→ DIRECTIONS FOR THIS TASK: Skip every picture and transcribe the remaining material exactly.

→ ENTRIES PROVIDED:
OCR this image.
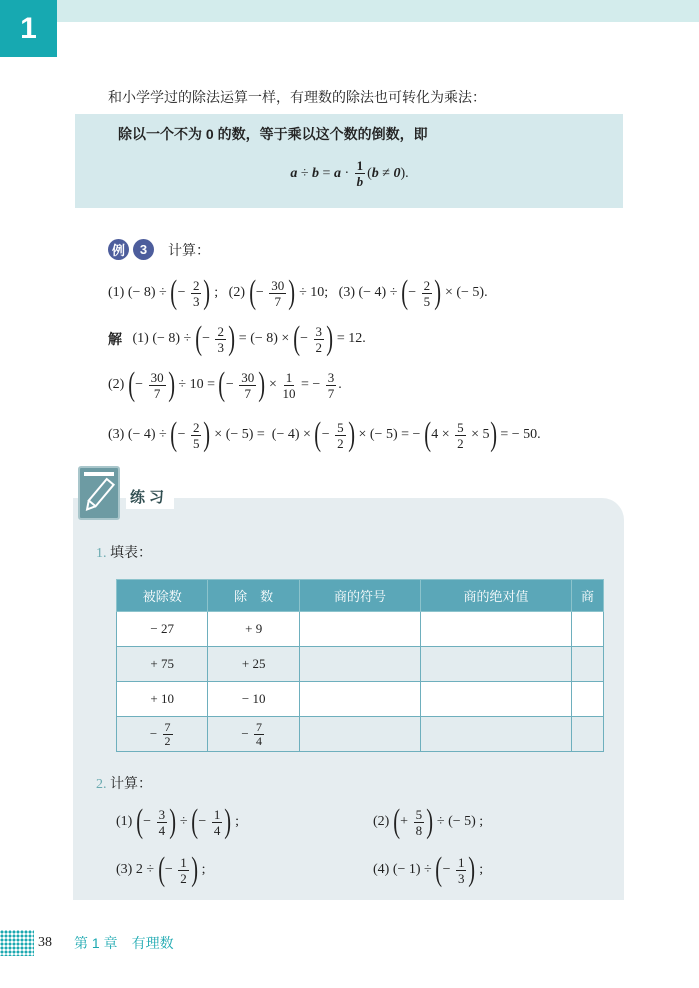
1
和小学学过的除法运算一样，有理数的除法也可转化为乘法：
除以一个不为 0 的数，等于乘以这个数的倒数，即
$a \div b = a \cdot \frac{1}{b}$ ( b ≠ 0 ).
例	3	计算：
(1) (− 8) ÷ ( − $\frac{2}{3}$ ) ;   (2) ( − $\frac{30}{7}$ ) ÷ 10;   (3) (− 4) ÷ ( − $\frac{2}{5}$ ) × (− 5).
解 (1) (− 8) ÷ ( − $\frac{2}{3}$ ) = (− 8) × ( − $\frac{3}{2}$ ) = 12.
(2) ( − $\frac{30}{7}$ ) ÷ 10 = ( − $\frac{30}{7}$ ) × $\frac{1}{10}$ = − $\frac{3}{7}$ .
(3) (− 4) ÷ ( − $\frac{2}{5}$ ) × (− 5) =  (− 4) × ( − $\frac{5}{2}$ ) × (− 5) = − ( $4 \times \frac{5}{2} \times 5$ ) = − 50.
练习
1. 填表：
被除数	除　数	商的符号	商的绝对值	商

− 27	+ 9			

+ 75	+ 25			

+ 10	− 10			

− $\frac{7}{2}$	− $\frac{7}{4}$

2. 计算：
(1) ( − $\frac{3}{4}$ ) ÷ ( − $\frac{1}{4}$ ) ;	(2) ( + $\frac{5}{8}$ ) ÷ (− 5) ;
(3) 2 ÷ ( − $\frac{1}{2}$ ) ;	(4) (− 1) ÷ ( − $\frac{1}{3}$ ) ;
38 第 1 章　有理数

→ ANSWER TO THIS TASK:
OCR this image.
1
和小学学过的除法运算一样，有理数的除法也可转化为乘法：
除以一个不为 0 的数，等于乘以这个数的倒数，即
$a \div b = a \cdot \frac{1}{b}$ ( b ≠ 0 ).
例	3	计算：
(1) (− 8) ÷ ( − $\frac{2}{3}$ ) ;   (2) ( − $\frac{30}{7}$ ) ÷ 10;   (3) (− 4) ÷ ( − $\frac{2}{5}$ ) × (− 5).
解 (1) (− 8) ÷ ( − $\frac{2}{3}$ ) = (− 8) × ( − $\frac{3}{2}$ ) = 12.
(2) ( − $\frac{30}{7}$ ) ÷ 10 = ( − $\frac{30}{7}$ ) × $\frac{1}{10}$ = − $\frac{3}{7}$ .
(3) (− 4) ÷ ( − $\frac{2}{5}$ ) × (− 5) =  (− 4) × ( − $\frac{5}{2}$ ) × (− 5) = − ( $4 \times \frac{5}{2} \times 5$ ) = − 50.
练习
1. 填表：
被除数	除　数	商的符号	商的绝对值	商

− 27	+ 9			

+ 75	+ 25			

+ 10	− 10			

− $\frac{7}{2}$	− $\frac{7}{4}$

2. 计算：
(1) ( − $\frac{3}{4}$ ) ÷ ( − $\frac{1}{4}$ ) ;	(2) ( + $\frac{5}{8}$ ) ÷ (− 5) ;
(3) 2 ÷ ( − $\frac{1}{2}$ ) ;	(4) (− 1) ÷ ( − $\frac{1}{3}$ ) ;
38 第 1 章　有理数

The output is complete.